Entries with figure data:
________________

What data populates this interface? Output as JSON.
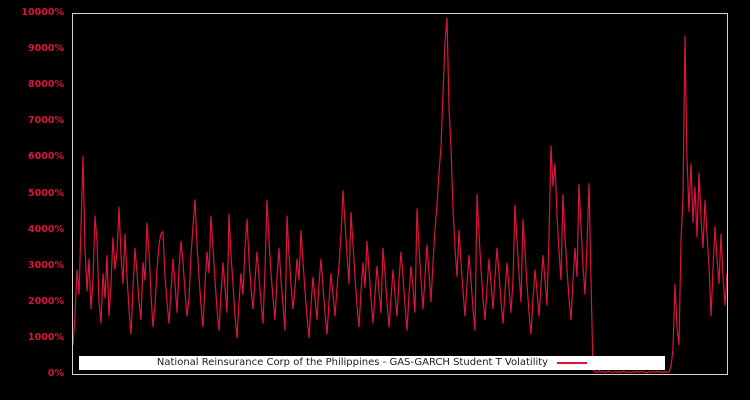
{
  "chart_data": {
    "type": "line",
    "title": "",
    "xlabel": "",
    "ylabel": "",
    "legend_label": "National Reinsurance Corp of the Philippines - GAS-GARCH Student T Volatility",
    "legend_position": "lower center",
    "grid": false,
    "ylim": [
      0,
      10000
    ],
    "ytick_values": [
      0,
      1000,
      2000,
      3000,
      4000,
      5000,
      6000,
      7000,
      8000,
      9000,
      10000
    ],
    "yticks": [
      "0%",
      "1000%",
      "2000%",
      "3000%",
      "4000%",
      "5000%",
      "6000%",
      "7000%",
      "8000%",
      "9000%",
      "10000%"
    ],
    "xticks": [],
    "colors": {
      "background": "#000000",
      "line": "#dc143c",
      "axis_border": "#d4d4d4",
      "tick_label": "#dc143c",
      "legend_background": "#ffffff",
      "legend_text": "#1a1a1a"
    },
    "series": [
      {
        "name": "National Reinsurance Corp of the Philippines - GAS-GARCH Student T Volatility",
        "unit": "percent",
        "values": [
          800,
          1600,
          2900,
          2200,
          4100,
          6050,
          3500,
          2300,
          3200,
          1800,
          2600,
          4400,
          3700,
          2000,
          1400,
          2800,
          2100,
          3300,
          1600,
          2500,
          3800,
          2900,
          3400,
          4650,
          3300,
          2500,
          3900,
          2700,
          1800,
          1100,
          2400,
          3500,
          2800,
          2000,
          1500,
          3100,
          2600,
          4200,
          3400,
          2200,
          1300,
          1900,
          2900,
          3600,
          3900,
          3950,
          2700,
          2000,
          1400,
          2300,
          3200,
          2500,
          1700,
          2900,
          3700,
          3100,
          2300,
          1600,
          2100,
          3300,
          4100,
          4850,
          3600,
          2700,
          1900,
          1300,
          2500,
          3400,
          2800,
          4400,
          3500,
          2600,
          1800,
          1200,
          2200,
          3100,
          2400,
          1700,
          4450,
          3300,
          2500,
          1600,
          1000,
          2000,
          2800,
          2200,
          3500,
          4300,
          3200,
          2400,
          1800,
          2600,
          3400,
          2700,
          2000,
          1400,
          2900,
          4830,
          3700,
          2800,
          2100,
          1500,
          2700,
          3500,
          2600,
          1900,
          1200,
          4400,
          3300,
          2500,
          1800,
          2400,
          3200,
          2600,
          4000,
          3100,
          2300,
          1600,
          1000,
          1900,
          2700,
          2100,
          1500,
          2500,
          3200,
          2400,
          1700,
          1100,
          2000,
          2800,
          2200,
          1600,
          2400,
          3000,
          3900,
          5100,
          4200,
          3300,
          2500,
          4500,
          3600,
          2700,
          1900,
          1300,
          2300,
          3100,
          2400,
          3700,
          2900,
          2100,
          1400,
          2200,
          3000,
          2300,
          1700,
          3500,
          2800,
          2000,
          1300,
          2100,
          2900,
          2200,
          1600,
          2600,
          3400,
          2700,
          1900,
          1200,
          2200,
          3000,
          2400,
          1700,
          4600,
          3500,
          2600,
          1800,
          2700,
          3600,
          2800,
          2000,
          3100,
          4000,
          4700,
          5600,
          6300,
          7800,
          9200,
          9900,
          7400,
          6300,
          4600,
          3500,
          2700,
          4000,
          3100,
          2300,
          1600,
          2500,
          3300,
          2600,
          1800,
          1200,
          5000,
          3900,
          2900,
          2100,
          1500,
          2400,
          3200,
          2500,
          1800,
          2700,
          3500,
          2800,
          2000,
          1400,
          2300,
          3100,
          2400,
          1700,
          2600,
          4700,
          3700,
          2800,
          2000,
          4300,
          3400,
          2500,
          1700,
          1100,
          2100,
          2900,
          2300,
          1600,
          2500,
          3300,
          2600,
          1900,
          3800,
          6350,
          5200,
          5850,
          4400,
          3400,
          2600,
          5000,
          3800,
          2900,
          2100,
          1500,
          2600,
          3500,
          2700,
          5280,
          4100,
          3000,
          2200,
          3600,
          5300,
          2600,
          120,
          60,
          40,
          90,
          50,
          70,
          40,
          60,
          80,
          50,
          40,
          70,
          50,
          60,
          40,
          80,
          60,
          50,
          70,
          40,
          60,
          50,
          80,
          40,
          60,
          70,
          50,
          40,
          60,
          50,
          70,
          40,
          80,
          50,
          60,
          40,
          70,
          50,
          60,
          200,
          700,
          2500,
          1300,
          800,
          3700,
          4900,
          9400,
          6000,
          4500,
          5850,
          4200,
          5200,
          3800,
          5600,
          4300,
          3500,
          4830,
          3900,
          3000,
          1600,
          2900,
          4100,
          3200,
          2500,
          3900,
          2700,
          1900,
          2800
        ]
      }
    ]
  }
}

________________

**Exercise prompt:** Scan the records above for the string "National", then report every line that contains it.

**Task result:**
    "legend_label": "National Reinsurance Corp of the Philippines - GAS-GARCH Student T Volatility",
        "name": "National Reinsurance Corp of the Philippines - GAS-GARCH Student T Volatility",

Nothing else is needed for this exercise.